GOAL OF THE EXERCISE = Quote every line below exactly and skip any picture.

INPUT ROWS =
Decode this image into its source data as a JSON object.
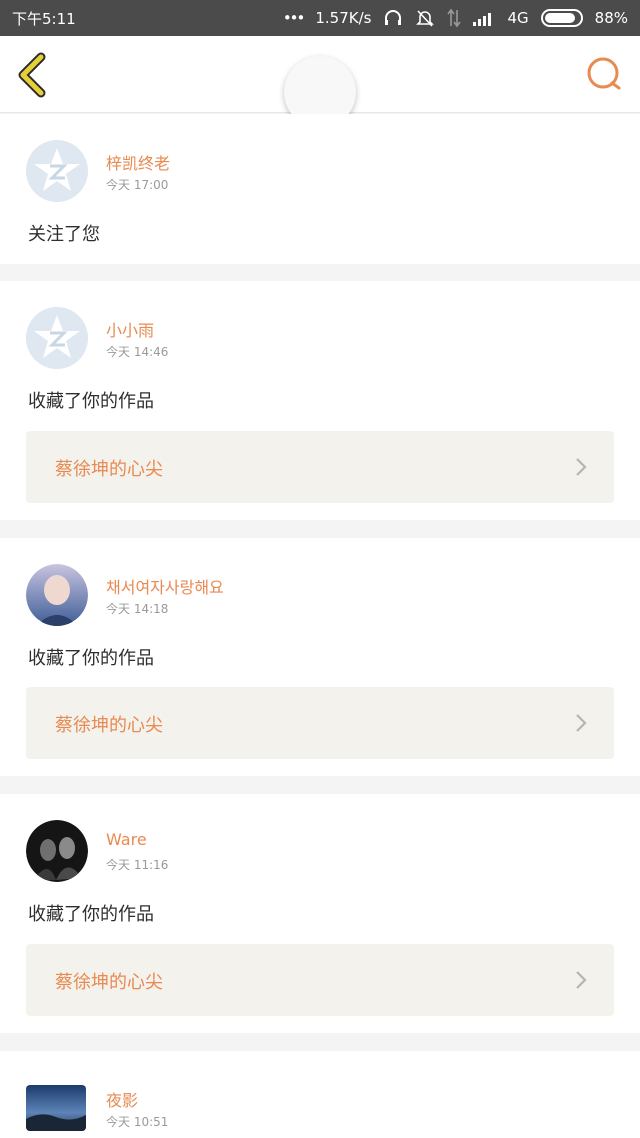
{
  "status_bar": {
    "time": "下午5:11",
    "dots": "•••",
    "speed": "1.57K/s",
    "network": "4G",
    "battery_percent": "88%",
    "battery_level": 0.88,
    "icons": [
      "headphone-icon",
      "mute-icon",
      "data-arrows-icon",
      "signal-icon",
      "battery-icon"
    ]
  },
  "header": {
    "back_icon": "back-chevron-icon",
    "search_icon": "search-icon",
    "accent_color": "#e88a52",
    "back_color": "#e6d03a"
  },
  "notifications": [
    {
      "username": "梓凯终老",
      "time": "今天 17:00",
      "action": "关注了您",
      "avatar": "qq-default-avatar"
    },
    {
      "username": "小小雨",
      "time": "今天 14:46",
      "action": "收藏了你的作品",
      "work_title": "蔡徐坤的心尖",
      "avatar": "qq-default-avatar"
    },
    {
      "username": "채서여자사랑해요",
      "time": "今天 14:18",
      "action": "收藏了你的作品",
      "work_title": "蔡徐坤的心尖",
      "avatar": "photo-avatar-blue"
    },
    {
      "username": "Ware",
      "time": "今天 11:16",
      "action": "收藏了你的作品",
      "work_title": "蔡徐坤的心尖",
      "avatar": "photo-avatar-dark"
    },
    {
      "username": "夜影",
      "time": "今天 10:51",
      "avatar": "photo-avatar-landscape"
    }
  ]
}
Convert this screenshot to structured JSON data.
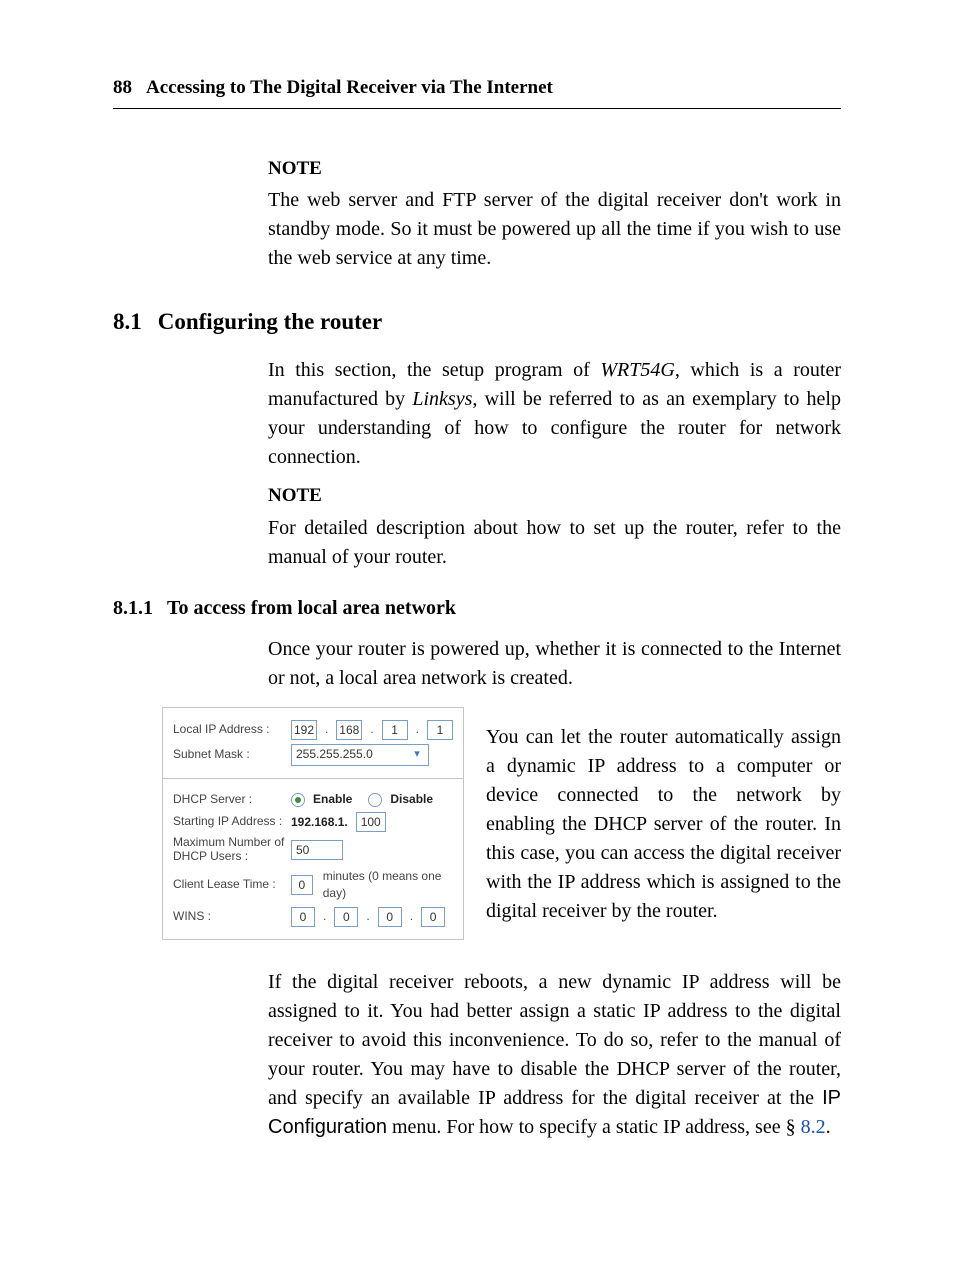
{
  "header": {
    "page_number": "88",
    "title": "Accessing to The Digital Receiver via The Internet"
  },
  "note1": {
    "heading": "NOTE",
    "body": "The web server and FTP server of the digital receiver don't work in standby mode. So it must be powered up all the time if you wish to use the web service at any time."
  },
  "section": {
    "number": "8.1",
    "title": "Configuring the router",
    "intro_pre": "In this section, the setup program of ",
    "intro_em1": "WRT54G",
    "intro_mid": ", which is a router manufactured by ",
    "intro_em2": "Linksys",
    "intro_post": ", will be referred to as an exemplary to help your understanding of how to configure the router for network connection."
  },
  "note2": {
    "heading": "NOTE",
    "body": "For detailed description about how to set up the router, refer to the manual of your router."
  },
  "subsection": {
    "number": "8.1.1",
    "title": "To access from local area network",
    "lead": "Once your router is powered up, whether it is connected to the Internet or not, a local area network is created.",
    "wrap": "You can let the router automatically assign a dynamic IP address to a computer or device connected to the network by enabling the DHCP server of the router. In this case, you can access the digital receiver with the IP address which is assigned to the digital receiver by the router.",
    "after_pre": "If the digital receiver reboots, a new dynamic IP address will be assigned to it. You had better assign a static IP address to the digital receiver to avoid this inconvenience. To do so, refer to the manual of your router. You may have to disable the DHCP server of the router, and specify an available IP address for the digital receiver at the ",
    "after_menu": "IP Configuration",
    "after_mid": " menu.  For how to specify a static IP address, see § ",
    "after_xref": "8.2",
    "after_end": "."
  },
  "figure": {
    "labels": {
      "local_ip": "Local IP Address :",
      "subnet": "Subnet Mask :",
      "dhcp_server": "DHCP Server :",
      "starting_ip": "Starting IP Address :",
      "max_users": "Maximum Number of DHCP Users :",
      "lease": "Client Lease Time :",
      "wins": "WINS :"
    },
    "local_ip_octets": [
      "192",
      "168",
      "1",
      "1"
    ],
    "subnet_value": "255.255.255.0",
    "dhcp_enable": "Enable",
    "dhcp_disable": "Disable",
    "starting_ip_prefix": "192.168.1.",
    "starting_ip_value": "100",
    "max_users_value": "50",
    "lease_value": "0",
    "lease_suffix": "minutes (0 means one day)",
    "wins_octets": [
      "0",
      "0",
      "0",
      "0"
    ]
  }
}
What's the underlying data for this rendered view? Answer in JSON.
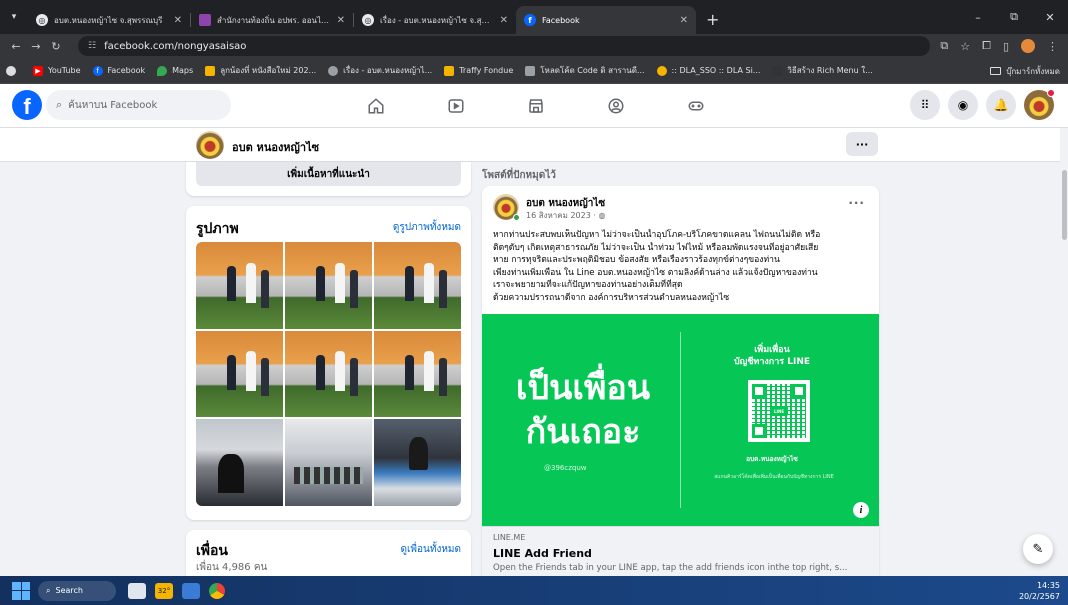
{
  "browser": {
    "tabs": [
      {
        "label": "อบต.หนองหญ้าไซ  จ.สุพรรณบุรี",
        "fav_color": "#e8eaed",
        "active": false
      },
      {
        "label": "สำนักงานท้องถิ่น อปพร. ออนไลน์",
        "fav_color": "#8e44ad",
        "active": false
      },
      {
        "label": "เรื่อง - อบต.หนองหญ้าไซ จ.สุพรรณบ",
        "fav_color": "#e8eaed",
        "active": false
      },
      {
        "label": "Facebook",
        "fav_color": "#0866ff",
        "active": true
      }
    ],
    "new_tab": "+",
    "window_controls": [
      "–",
      "⧉",
      "✕"
    ],
    "url": "facebook.com/nongyasaisao"
  },
  "bookmarks": {
    "items": [
      {
        "label": "YouTube",
        "color": "#ff0000"
      },
      {
        "label": "Facebook",
        "color": "#0866ff"
      },
      {
        "label": "Maps",
        "color": "#34a853"
      },
      {
        "label": "ลูกน้องที่ หนังสือใหม่ 202...",
        "color": "#f4b400"
      },
      {
        "label": "เรื่อง - อบต.หนองหญ้าไ...",
        "color": "#9aa0a6"
      },
      {
        "label": "Traffy Fondue",
        "color": "#f4b400"
      },
      {
        "label": "โหลดโค้ด Code ดิ สารานดี...",
        "color": "#9aa0a6"
      },
      {
        "label": ":: DLA_SSO :: DLA Si...",
        "color": "#f4b400"
      },
      {
        "label": "วิธีสร้าง Rich Menu ใ...",
        "color": "#333333"
      }
    ],
    "all_bookmarks": "บุ๊กมาร์กทั้งหมด"
  },
  "facebook": {
    "logo": "f",
    "search_placeholder": "ค้นหาบน Facebook",
    "page_name": "อบต หนองหญ้าไซ",
    "more": "···"
  },
  "left": {
    "suggestions_button": "เพิ่มเนื้อหาที่แนะนำ",
    "photos_title": "รูปภาพ",
    "photos_link": "ดูรูปภาพทั้งหมด",
    "friends_title": "เพื่อน",
    "friends_link": "ดูเพื่อนทั้งหมด",
    "friends_count": "เพื่อน 4,986 คน"
  },
  "post": {
    "pinned_label": "โพสต์ที่ปักหมุดไว้",
    "author": "อบต หนองหญ้าไซ",
    "date": "16 สิงหาคม 2023 · ",
    "more": "···",
    "lines": [
      "หากท่านประสบพบเห็นปัญหา ไม่ว่าจะเป็นน้ำอุปโภค-บริโภคขาดแคลน ไฟถนนไม่ติด หรือ",
      "ติดๆดับๆ เกิดเหตุสาธารณภัย ไม่ว่าจะเป็น น้ำท่วม ไฟไหม้ หรือลมพัดแรงจนที่อยู่อาศัยเสีย",
      "หาย การทุจริตและประพฤติมิชอบ ข้อสงสัย หรือเรื่องราวร้องทุกข์ต่างๆของท่าน",
      "เพียงท่านเพิ่มเพื่อน ใน Line อบต.หนองหญ้าไซ ตามลิงค์ด้านล่าง แล้วแจ้งปัญหาของท่าน",
      "เราจะพยายามที่จะแก้ปัญหาของท่านอย่างเต็มที่ที่สุด",
      "ด้วยความปรารถนาดีจาก องค์การบริหารส่วนตำบลหนองหญ้าไซ"
    ],
    "image": {
      "big_line1": "เป็นเพื่อน",
      "big_line2": "กันเถอะ",
      "handle": "@396czquw",
      "add_title1": "เพิ่มเพื่อน",
      "add_title2": "บัญชีทางการ LINE",
      "qr_badge": "LINE",
      "qr_name": "อบต.หนองหญ้าไซ",
      "note": "สแกนคิวอาร์โค้ดเพื่อเพิ่มเป็นเพื่อนกับบัญชีทางการ LINE",
      "info": "i"
    },
    "link": {
      "domain": "LINE.ME",
      "title": "LINE Add Friend",
      "description": "Open the Friends tab in your LINE app, tap the add friends icon inthe top right, s..."
    }
  },
  "taskbar": {
    "search": "Search",
    "time": "14:35",
    "date": "20/2/2567",
    "weather": "32°"
  },
  "colors": {
    "facebook_blue": "#0866ff",
    "line_green": "#06c755"
  }
}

THE RESULT =
Decode this image into its source data as a JSON object.
{
  "status_bar": {
    "time": "下午5:11",
    "dots": "•••",
    "speed": "1.57K/s",
    "network": "4G",
    "battery_percent": "88%",
    "battery_level": 0.88,
    "icons": [
      "headphone-icon",
      "mute-icon",
      "data-arrows-icon",
      "signal-icon",
      "battery-icon"
    ]
  },
  "header": {
    "back_icon": "back-chevron-icon",
    "search_icon": "search-icon",
    "accent_color": "#e88a52",
    "back_color": "#e6d03a"
  },
  "notifications": [
    {
      "username": "梓凯终老",
      "time": "今天 17:00",
      "action": "关注了您",
      "avatar": "qq-default-avatar"
    },
    {
      "username": "小小雨",
      "time": "今天 14:46",
      "action": "收藏了你的作品",
      "work_title": "蔡徐坤的心尖",
      "avatar": "qq-default-avatar"
    },
    {
      "username": "채서여자사랑해요",
      "time": "今天 14:18",
      "action": "收藏了你的作品",
      "work_title": "蔡徐坤的心尖",
      "avatar": "photo-avatar-blue"
    },
    {
      "username": "Ware",
      "time": "今天 11:16",
      "action": "收藏了你的作品",
      "work_title": "蔡徐坤的心尖",
      "avatar": "photo-avatar-dark"
    },
    {
      "username": "夜影",
      "time": "今天 10:51",
      "avatar": "photo-avatar-landscape"
    }
  ]
}
Convert this screenshot to structured JSON data.
{
  "header": {
    "page_number": "88",
    "title": "Accessing to The Digital Receiver via The Internet"
  },
  "note1": {
    "heading": "NOTE",
    "body": "The web server and FTP server of the digital receiver don't work in standby mode. So it must be powered up all the time if you wish to use the web service at any time."
  },
  "section": {
    "number": "8.1",
    "title": "Configuring the router",
    "intro_pre": "In this section, the setup program of ",
    "intro_em1": "WRT54G",
    "intro_mid": ", which is a router manufactured by ",
    "intro_em2": "Linksys",
    "intro_post": ", will be referred to as an exemplary to help your understanding of how to configure the router for network connection."
  },
  "note2": {
    "heading": "NOTE",
    "body": "For detailed description about how to set up the router, refer to the manual of your router."
  },
  "subsection": {
    "number": "8.1.1",
    "title": "To access from local area network",
    "lead": "Once your router is powered up, whether it is connected to the Internet or not, a local area network is created.",
    "wrap": "You can let the router automatically assign a dynamic IP address to a computer or device connected to the network by enabling the DHCP server of the router. In this case, you can access the digital receiver with the IP address which is assigned to the digital receiver by the router.",
    "after_pre": "If the digital receiver reboots, a new dynamic IP address will be assigned to it. You had better assign a static IP address to the digital receiver to avoid this inconvenience. To do so, refer to the manual of your router. You may have to disable the DHCP server of the router, and specify an available IP address for the digital receiver at the ",
    "after_menu": "IP Configuration",
    "after_mid": " menu.  For how to specify a static IP address, see § ",
    "after_xref": "8.2",
    "after_end": "."
  },
  "figure": {
    "labels": {
      "local_ip": "Local IP Address :",
      "subnet": "Subnet Mask :",
      "dhcp_server": "DHCP Server :",
      "starting_ip": "Starting IP Address :",
      "max_users": "Maximum Number of DHCP Users :",
      "lease": "Client Lease Time :",
      "wins": "WINS :"
    },
    "local_ip_octets": [
      "192",
      "168",
      "1",
      "1"
    ],
    "subnet_value": "255.255.255.0",
    "dhcp_enable": "Enable",
    "dhcp_disable": "Disable",
    "starting_ip_prefix": "192.168.1.",
    "starting_ip_value": "100",
    "max_users_value": "50",
    "lease_value": "0",
    "lease_suffix": "minutes (0 means one day)",
    "wins_octets": [
      "0",
      "0",
      "0",
      "0"
    ]
  }
}
What's the underlying data for this rendered view? Answer in JSON.
{
  "browser": {
    "tabs": [
      {
        "label": "อบต.หนองหญ้าไซ  จ.สุพรรณบุรี",
        "fav_color": "#e8eaed",
        "active": false
      },
      {
        "label": "สำนักงานท้องถิ่น อปพร. ออนไลน์",
        "fav_color": "#8e44ad",
        "active": false
      },
      {
        "label": "เรื่อง - อบต.หนองหญ้าไซ จ.สุพรรณบ",
        "fav_color": "#e8eaed",
        "active": false
      },
      {
        "label": "Facebook",
        "fav_color": "#0866ff",
        "active": true
      }
    ],
    "new_tab": "+",
    "window_controls": [
      "–",
      "⧉",
      "✕"
    ],
    "url": "facebook.com/nongyasaisao"
  },
  "bookmarks": {
    "items": [
      {
        "label": "YouTube",
        "color": "#ff0000"
      },
      {
        "label": "Facebook",
        "color": "#0866ff"
      },
      {
        "label": "Maps",
        "color": "#34a853"
      },
      {
        "label": "ลูกน้องที่ หนังสือใหม่ 202...",
        "color": "#f4b400"
      },
      {
        "label": "เรื่อง - อบต.หนองหญ้าไ...",
        "color": "#9aa0a6"
      },
      {
        "label": "Traffy Fondue",
        "color": "#f4b400"
      },
      {
        "label": "โหลดโค้ด Code ดิ สารานดี...",
        "color": "#9aa0a6"
      },
      {
        "label": ":: DLA_SSO :: DLA Si...",
        "color": "#f4b400"
      },
      {
        "label": "วิธีสร้าง Rich Menu ใ...",
        "color": "#333333"
      }
    ],
    "all_bookmarks": "บุ๊กมาร์กทั้งหมด"
  },
  "facebook": {
    "logo": "f",
    "search_placeholder": "ค้นหาบน Facebook",
    "page_name": "อบต หนองหญ้าไซ",
    "more": "···"
  },
  "left": {
    "suggestions_button": "เพิ่มเนื้อหาที่แนะนำ",
    "photos_title": "รูปภาพ",
    "photos_link": "ดูรูปภาพทั้งหมด",
    "friends_title": "เพื่อน",
    "friends_link": "ดูเพื่อนทั้งหมด",
    "friends_count": "เพื่อน 4,986 คน"
  },
  "post": {
    "pinned_label": "โพสต์ที่ปักหมุดไว้",
    "author": "อบต หนองหญ้าไซ",
    "date": "16 สิงหาคม 2023 · ",
    "more": "···",
    "lines": [
      "หากท่านประสบพบเห็นปัญหา ไม่ว่าจะเป็นน้ำอุปโภค-บริโภคขาดแคลน ไฟถนนไม่ติด หรือ",
      "ติดๆดับๆ เกิดเหตุสาธารณภัย ไม่ว่าจะเป็น น้ำท่วม ไฟไหม้ หรือลมพัดแรงจนที่อยู่อาศัยเสีย",
      "หาย การทุจริตและประพฤติมิชอบ ข้อสงสัย หรือเรื่องราวร้องทุกข์ต่างๆของท่าน",
      "เพียงท่านเพิ่มเพื่อน ใน Line อบต.หนองหญ้าไซ ตามลิงค์ด้านล่าง แล้วแจ้งปัญหาของท่าน",
      "เราจะพยายามที่จะแก้ปัญหาของท่านอย่างเต็มที่ที่สุด",
      "ด้วยความปรารถนาดีจาก องค์การบริหารส่วนตำบลหนองหญ้าไซ"
    ],
    "image": {
      "big_line1": "เป็นเพื่อน",
      "big_line2": "กันเถอะ",
      "handle": "@396czquw",
      "add_title1": "เพิ่มเพื่อน",
      "add_title2": "บัญชีทางการ LINE",
      "qr_badge": "LINE",
      "qr_name": "อบต.หนองหญ้าไซ",
      "note": "สแกนคิวอาร์โค้ดเพื่อเพิ่มเป็นเพื่อนกับบัญชีทางการ LINE",
      "info": "i"
    },
    "link": {
      "domain": "LINE.ME",
      "title": "LINE Add Friend",
      "description": "Open the Friends tab in your LINE app, tap the add friends icon inthe top right, s..."
    }
  },
  "taskbar": {
    "search": "Search",
    "time": "14:35",
    "date": "20/2/2567",
    "weather": "32°"
  },
  "colors": {
    "facebook_blue": "#0866ff",
    "line_green": "#06c755"
  }
}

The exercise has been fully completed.